Data items:
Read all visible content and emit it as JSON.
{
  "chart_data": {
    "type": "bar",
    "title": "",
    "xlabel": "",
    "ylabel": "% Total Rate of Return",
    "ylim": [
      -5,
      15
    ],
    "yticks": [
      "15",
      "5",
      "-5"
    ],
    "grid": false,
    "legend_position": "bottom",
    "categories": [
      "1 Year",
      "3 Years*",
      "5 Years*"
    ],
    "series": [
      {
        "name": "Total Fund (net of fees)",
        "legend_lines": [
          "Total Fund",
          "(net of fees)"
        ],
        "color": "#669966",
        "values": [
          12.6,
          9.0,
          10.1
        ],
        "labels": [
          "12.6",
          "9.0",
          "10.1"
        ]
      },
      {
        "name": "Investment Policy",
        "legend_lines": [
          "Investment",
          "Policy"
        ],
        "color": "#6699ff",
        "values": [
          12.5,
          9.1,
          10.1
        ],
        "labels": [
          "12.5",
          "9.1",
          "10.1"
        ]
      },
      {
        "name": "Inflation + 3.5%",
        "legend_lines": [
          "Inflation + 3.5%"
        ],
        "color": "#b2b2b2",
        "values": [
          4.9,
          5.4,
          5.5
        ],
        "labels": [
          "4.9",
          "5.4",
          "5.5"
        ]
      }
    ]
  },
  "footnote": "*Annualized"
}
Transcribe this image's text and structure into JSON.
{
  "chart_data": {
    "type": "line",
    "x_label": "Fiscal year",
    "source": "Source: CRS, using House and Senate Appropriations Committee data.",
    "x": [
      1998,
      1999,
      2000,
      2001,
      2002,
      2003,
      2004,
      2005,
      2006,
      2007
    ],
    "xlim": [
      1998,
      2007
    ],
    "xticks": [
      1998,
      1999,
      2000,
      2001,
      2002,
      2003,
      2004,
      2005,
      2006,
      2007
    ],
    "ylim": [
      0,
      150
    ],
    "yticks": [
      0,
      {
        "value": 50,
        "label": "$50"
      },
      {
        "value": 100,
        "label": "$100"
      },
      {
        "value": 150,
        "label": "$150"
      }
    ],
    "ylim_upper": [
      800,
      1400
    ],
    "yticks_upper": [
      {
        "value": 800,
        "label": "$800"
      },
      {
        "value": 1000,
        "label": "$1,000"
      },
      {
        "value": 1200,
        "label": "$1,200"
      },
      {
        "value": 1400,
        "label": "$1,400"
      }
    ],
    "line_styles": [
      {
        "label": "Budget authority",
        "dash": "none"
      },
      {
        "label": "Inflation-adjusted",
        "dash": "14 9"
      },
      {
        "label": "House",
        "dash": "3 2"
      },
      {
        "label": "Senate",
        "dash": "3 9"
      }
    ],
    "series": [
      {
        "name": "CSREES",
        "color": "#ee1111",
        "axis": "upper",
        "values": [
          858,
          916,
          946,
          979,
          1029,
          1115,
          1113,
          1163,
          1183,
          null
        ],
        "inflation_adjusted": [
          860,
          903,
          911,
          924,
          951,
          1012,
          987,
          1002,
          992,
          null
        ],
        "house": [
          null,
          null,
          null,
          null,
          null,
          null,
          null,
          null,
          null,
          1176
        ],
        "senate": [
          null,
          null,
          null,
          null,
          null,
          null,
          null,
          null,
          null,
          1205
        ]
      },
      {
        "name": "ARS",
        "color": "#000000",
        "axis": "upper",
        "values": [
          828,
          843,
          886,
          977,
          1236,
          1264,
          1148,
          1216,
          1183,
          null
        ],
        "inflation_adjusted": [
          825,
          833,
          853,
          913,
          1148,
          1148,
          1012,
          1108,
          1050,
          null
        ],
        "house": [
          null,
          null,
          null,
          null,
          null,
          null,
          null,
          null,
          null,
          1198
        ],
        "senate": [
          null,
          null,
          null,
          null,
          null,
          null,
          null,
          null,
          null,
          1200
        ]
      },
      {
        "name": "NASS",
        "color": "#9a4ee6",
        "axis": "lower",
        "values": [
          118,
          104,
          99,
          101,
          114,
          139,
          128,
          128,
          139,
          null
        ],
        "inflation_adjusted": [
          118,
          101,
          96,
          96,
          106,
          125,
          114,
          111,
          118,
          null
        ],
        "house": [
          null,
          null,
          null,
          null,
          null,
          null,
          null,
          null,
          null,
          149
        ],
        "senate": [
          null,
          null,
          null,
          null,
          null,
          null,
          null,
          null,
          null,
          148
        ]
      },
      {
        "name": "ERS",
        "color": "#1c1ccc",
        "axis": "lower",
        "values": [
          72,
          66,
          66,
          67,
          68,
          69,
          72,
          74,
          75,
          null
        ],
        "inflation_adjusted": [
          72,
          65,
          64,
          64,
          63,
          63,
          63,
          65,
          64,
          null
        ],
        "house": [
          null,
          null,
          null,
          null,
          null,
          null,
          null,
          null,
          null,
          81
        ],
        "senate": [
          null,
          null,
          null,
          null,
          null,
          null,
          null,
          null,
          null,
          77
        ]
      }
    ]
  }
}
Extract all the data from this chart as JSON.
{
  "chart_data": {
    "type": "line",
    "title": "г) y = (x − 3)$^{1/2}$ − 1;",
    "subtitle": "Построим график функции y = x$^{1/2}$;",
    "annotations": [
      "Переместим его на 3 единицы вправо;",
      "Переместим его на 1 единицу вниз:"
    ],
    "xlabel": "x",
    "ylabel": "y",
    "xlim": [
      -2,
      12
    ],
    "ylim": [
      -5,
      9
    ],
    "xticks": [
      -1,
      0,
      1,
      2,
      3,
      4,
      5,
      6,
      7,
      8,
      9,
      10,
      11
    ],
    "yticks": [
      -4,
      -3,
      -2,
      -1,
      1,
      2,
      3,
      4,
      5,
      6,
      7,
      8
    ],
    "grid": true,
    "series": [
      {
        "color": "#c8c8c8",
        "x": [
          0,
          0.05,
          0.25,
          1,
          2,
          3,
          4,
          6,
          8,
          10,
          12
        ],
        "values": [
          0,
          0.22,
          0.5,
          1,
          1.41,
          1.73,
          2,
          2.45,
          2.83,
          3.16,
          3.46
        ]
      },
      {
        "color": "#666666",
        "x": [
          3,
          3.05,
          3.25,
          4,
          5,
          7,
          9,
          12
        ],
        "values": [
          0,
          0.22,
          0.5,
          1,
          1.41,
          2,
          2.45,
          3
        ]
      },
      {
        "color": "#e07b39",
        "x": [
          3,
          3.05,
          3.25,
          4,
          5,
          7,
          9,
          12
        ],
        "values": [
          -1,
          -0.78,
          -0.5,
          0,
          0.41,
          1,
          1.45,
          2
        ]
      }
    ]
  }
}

Direction: Each entry must be reproduced verbatim.

The completed task:
Read all visible content and emit it as JSON.
{
  "chart_data": {
    "type": "bar",
    "title": "",
    "xlabel": "",
    "ylabel": "% Total Rate of Return",
    "ylim": [
      -5,
      15
    ],
    "yticks": [
      "15",
      "5",
      "-5"
    ],
    "grid": false,
    "legend_position": "bottom",
    "categories": [
      "1 Year",
      "3 Years*",
      "5 Years*"
    ],
    "series": [
      {
        "name": "Total Fund (net of fees)",
        "legend_lines": [
          "Total Fund",
          "(net of fees)"
        ],
        "color": "#669966",
        "values": [
          12.6,
          9.0,
          10.1
        ],
        "labels": [
          "12.6",
          "9.0",
          "10.1"
        ]
      },
      {
        "name": "Investment Policy",
        "legend_lines": [
          "Investment",
          "Policy"
        ],
        "color": "#6699ff",
        "values": [
          12.5,
          9.1,
          10.1
        ],
        "labels": [
          "12.5",
          "9.1",
          "10.1"
        ]
      },
      {
        "name": "Inflation + 3.5%",
        "legend_lines": [
          "Inflation + 3.5%"
        ],
        "color": "#b2b2b2",
        "values": [
          4.9,
          5.4,
          5.5
        ],
        "labels": [
          "4.9",
          "5.4",
          "5.5"
        ]
      }
    ]
  },
  "footnote": "*Annualized"
}
Transcribe this image's text and structure into JSON.
{
  "chart_data": {
    "type": "line",
    "x_label": "Fiscal year",
    "source": "Source: CRS, using House and Senate Appropriations Committee data.",
    "x": [
      1998,
      1999,
      2000,
      2001,
      2002,
      2003,
      2004,
      2005,
      2006,
      2007
    ],
    "xlim": [
      1998,
      2007
    ],
    "xticks": [
      1998,
      1999,
      2000,
      2001,
      2002,
      2003,
      2004,
      2005,
      2006,
      2007
    ],
    "ylim": [
      0,
      150
    ],
    "yticks": [
      0,
      {
        "value": 50,
        "label": "$50"
      },
      {
        "value": 100,
        "label": "$100"
      },
      {
        "value": 150,
        "label": "$150"
      }
    ],
    "ylim_upper": [
      800,
      1400
    ],
    "yticks_upper": [
      {
        "value": 800,
        "label": "$800"
      },
      {
        "value": 1000,
        "label": "$1,000"
      },
      {
        "value": 1200,
        "label": "$1,200"
      },
      {
        "value": 1400,
        "label": "$1,400"
      }
    ],
    "line_styles": [
      {
        "label": "Budget authority",
        "dash": "none"
      },
      {
        "label": "Inflation-adjusted",
        "dash": "14 9"
      },
      {
        "label": "House",
        "dash": "3 2"
      },
      {
        "label": "Senate",
        "dash": "3 9"
      }
    ],
    "series": [
      {
        "name": "CSREES",
        "color": "#ee1111",
        "axis": "upper",
        "values": [
          858,
          916,
          946,
          979,
          1029,
          1115,
          1113,
          1163,
          1183,
          null
        ],
        "inflation_adjusted": [
          860,
          903,
          911,
          924,
          951,
          1012,
          987,
          1002,
          992,
          null
        ],
        "house": [
          null,
          null,
          null,
          null,
          null,
          null,
          null,
          null,
          null,
          1176
        ],
        "senate": [
          null,
          null,
          null,
          null,
          null,
          null,
          null,
          null,
          null,
          1205
        ]
      },
      {
        "name": "ARS",
        "color": "#000000",
        "axis": "upper",
        "values": [
          828,
          843,
          886,
          977,
          1236,
          1264,
          1148,
          1216,
          1183,
          null
        ],
        "inflation_adjusted": [
          825,
          833,
          853,
          913,
          1148,
          1148,
          1012,
          1108,
          1050,
          null
        ],
        "house": [
          null,
          null,
          null,
          null,
          null,
          null,
          null,
          null,
          null,
          1198
        ],
        "senate": [
          null,
          null,
          null,
          null,
          null,
          null,
          null,
          null,
          null,
          1200
        ]
      },
      {
        "name": "NASS",
        "color": "#9a4ee6",
        "axis": "lower",
        "values": [
          118,
          104,
          99,
          101,
          114,
          139,
          128,
          128,
          139,
          null
        ],
        "inflation_adjusted": [
          118,
          101,
          96,
          96,
          106,
          125,
          114,
          111,
          118,
          null
        ],
        "house": [
          null,
          null,
          null,
          null,
          null,
          null,
          null,
          null,
          null,
          149
        ],
        "senate": [
          null,
          null,
          null,
          null,
          null,
          null,
          null,
          null,
          null,
          148
        ]
      },
      {
        "name": "ERS",
        "color": "#1c1ccc",
        "axis": "lower",
        "values": [
          72,
          66,
          66,
          67,
          68,
          69,
          72,
          74,
          75,
          null
        ],
        "inflation_adjusted": [
          72,
          65,
          64,
          64,
          63,
          63,
          63,
          65,
          64,
          null
        ],
        "house": [
          null,
          null,
          null,
          null,
          null,
          null,
          null,
          null,
          null,
          81
        ],
        "senate": [
          null,
          null,
          null,
          null,
          null,
          null,
          null,
          null,
          null,
          77
        ]
      }
    ]
  }
}
Extract all the data from this chart as JSON.
{
  "chart_data": {
    "type": "line",
    "title": "г) y = (x − 3)$^{1/2}$ − 1;",
    "subtitle": "Построим график функции y = x$^{1/2}$;",
    "annotations": [
      "Переместим его на 3 единицы вправо;",
      "Переместим его на 1 единицу вниз:"
    ],
    "xlabel": "x",
    "ylabel": "y",
    "xlim": [
      -2,
      12
    ],
    "ylim": [
      -5,
      9
    ],
    "xticks": [
      -1,
      0,
      1,
      2,
      3,
      4,
      5,
      6,
      7,
      8,
      9,
      10,
      11
    ],
    "yticks": [
      -4,
      -3,
      -2,
      -1,
      1,
      2,
      3,
      4,
      5,
      6,
      7,
      8
    ],
    "grid": true,
    "series": [
      {
        "color": "#c8c8c8",
        "x": [
          0,
          0.05,
          0.25,
          1,
          2,
          3,
          4,
          6,
          8,
          10,
          12
        ],
        "values": [
          0,
          0.22,
          0.5,
          1,
          1.41,
          1.73,
          2,
          2.45,
          2.83,
          3.16,
          3.46
        ]
      },
      {
        "color": "#666666",
        "x": [
          3,
          3.05,
          3.25,
          4,
          5,
          7,
          9,
          12
        ],
        "values": [
          0,
          0.22,
          0.5,
          1,
          1.41,
          2,
          2.45,
          3
        ]
      },
      {
        "color": "#e07b39",
        "x": [
          3,
          3.05,
          3.25,
          4,
          5,
          7,
          9,
          12
        ],
        "values": [
          -1,
          -0.78,
          -0.5,
          0,
          0.41,
          1,
          1.45,
          2
        ]
      }
    ]
  }
}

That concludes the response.